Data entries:
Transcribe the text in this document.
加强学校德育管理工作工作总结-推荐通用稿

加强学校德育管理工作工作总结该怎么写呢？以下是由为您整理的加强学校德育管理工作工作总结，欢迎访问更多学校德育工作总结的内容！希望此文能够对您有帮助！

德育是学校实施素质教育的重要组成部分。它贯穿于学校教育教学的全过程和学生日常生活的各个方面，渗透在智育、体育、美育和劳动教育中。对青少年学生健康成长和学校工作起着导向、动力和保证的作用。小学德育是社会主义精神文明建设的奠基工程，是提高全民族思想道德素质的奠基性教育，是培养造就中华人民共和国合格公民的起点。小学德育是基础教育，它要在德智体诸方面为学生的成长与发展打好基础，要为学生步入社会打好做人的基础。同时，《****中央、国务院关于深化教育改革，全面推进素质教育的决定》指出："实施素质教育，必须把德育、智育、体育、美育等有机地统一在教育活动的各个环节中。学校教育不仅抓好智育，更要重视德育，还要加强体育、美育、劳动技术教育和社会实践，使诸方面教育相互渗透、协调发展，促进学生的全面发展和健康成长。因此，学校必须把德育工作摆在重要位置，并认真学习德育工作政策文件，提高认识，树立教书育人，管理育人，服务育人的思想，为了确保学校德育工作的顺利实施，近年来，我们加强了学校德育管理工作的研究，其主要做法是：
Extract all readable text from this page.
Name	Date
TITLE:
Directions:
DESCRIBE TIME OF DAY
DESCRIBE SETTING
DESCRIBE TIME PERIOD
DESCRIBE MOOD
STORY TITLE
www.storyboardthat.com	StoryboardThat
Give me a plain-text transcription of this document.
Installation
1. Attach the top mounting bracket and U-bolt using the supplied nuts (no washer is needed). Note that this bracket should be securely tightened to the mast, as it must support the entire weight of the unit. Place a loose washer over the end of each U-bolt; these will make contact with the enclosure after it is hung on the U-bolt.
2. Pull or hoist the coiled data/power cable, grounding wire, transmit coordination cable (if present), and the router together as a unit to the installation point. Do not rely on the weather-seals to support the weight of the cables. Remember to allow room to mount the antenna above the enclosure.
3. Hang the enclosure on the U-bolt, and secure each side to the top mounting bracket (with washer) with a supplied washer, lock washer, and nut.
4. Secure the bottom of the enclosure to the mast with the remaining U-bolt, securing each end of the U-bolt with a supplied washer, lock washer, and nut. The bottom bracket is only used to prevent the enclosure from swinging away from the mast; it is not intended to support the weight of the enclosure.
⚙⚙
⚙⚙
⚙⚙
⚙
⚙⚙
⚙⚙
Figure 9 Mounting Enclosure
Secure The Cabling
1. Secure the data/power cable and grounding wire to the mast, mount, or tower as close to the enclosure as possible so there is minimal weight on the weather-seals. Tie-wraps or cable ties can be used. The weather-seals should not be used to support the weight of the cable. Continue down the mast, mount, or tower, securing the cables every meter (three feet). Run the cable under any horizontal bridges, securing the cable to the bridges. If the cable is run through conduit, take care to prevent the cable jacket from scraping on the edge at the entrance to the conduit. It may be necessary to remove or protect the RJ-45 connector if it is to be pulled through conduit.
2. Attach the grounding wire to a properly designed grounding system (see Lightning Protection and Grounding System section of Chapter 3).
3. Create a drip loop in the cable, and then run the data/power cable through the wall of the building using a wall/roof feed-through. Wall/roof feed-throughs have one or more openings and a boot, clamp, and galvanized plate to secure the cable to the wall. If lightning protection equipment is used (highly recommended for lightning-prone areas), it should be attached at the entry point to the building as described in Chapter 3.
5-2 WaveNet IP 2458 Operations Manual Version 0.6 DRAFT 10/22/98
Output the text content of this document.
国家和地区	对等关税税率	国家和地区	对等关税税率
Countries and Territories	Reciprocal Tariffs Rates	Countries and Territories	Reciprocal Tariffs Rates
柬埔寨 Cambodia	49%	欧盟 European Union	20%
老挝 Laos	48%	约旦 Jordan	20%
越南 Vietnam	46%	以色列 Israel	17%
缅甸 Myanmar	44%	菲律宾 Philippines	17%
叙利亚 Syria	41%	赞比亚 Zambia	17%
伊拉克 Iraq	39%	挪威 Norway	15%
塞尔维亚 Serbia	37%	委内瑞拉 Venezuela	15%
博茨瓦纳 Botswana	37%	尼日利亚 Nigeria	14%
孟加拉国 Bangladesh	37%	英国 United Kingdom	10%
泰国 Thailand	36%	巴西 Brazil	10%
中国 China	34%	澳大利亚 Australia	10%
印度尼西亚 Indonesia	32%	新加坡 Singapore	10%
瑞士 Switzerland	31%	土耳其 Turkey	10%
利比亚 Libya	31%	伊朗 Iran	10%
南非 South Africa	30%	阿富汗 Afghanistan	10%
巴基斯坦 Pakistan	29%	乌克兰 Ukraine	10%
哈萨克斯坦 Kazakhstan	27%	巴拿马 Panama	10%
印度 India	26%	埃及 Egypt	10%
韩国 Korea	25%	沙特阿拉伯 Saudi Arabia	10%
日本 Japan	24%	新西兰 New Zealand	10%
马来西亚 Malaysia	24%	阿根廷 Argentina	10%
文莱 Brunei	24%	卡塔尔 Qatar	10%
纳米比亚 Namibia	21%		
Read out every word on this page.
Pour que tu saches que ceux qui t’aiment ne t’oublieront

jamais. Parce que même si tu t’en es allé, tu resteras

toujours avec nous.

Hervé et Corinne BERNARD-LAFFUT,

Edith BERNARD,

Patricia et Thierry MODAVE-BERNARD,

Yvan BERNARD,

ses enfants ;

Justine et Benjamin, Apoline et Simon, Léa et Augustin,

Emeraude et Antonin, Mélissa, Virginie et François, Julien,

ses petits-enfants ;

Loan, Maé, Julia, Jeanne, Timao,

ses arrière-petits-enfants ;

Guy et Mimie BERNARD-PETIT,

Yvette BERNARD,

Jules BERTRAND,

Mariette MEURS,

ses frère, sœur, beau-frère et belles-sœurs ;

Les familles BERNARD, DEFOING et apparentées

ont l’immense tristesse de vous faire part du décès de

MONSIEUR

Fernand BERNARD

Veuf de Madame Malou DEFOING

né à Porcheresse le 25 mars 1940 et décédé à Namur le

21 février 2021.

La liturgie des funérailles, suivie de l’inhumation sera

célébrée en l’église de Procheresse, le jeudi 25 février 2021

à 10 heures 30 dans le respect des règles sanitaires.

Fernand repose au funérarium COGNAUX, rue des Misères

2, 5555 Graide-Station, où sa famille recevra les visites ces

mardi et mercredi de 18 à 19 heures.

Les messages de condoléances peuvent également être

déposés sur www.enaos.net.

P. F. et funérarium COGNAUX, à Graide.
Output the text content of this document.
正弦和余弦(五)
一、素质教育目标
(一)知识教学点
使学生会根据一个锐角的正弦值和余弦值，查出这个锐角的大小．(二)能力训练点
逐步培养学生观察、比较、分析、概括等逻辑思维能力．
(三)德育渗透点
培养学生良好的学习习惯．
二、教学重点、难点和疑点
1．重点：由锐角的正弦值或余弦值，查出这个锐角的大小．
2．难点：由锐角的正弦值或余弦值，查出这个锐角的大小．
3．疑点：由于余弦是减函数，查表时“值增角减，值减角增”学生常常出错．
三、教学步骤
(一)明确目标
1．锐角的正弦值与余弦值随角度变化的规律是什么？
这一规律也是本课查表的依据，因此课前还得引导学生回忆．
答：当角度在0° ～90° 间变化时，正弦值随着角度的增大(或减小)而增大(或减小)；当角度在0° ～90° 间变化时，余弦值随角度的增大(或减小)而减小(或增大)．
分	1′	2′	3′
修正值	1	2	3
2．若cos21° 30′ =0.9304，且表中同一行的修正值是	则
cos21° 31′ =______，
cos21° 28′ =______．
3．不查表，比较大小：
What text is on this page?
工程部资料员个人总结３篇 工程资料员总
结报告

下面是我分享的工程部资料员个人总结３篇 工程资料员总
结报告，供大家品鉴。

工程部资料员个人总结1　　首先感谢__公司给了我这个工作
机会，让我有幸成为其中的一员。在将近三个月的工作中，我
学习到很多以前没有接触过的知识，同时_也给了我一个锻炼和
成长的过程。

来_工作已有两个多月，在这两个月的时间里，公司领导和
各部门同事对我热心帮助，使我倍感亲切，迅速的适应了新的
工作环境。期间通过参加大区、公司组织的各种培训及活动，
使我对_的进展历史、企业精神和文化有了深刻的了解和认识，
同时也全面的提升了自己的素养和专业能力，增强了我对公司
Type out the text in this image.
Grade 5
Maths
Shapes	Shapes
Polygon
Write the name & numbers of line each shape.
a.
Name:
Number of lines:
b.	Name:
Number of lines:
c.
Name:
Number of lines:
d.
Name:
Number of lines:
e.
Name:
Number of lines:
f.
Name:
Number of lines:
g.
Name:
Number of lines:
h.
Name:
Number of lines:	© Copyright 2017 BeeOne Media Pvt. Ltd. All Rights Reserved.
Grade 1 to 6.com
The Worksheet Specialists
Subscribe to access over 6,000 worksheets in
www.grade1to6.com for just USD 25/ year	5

## WHAT TO DO
Look through the data and show every line containing "lock".

## THE RESPONSE
3. Hang the enclosure on the U-bolt, and secure each side to the top mounting bracket (with washer) with a supplied washer, lock washer, and nut.
4. Secure the bottom of the enclosure to the mast with the remaining U-bolt, securing each end of the U-bolt with a supplied washer, lock washer, and nut. The bottom bracket is only used to prevent the enclosure from swinging away from the mast; it is not intended to support the weight of the enclosure.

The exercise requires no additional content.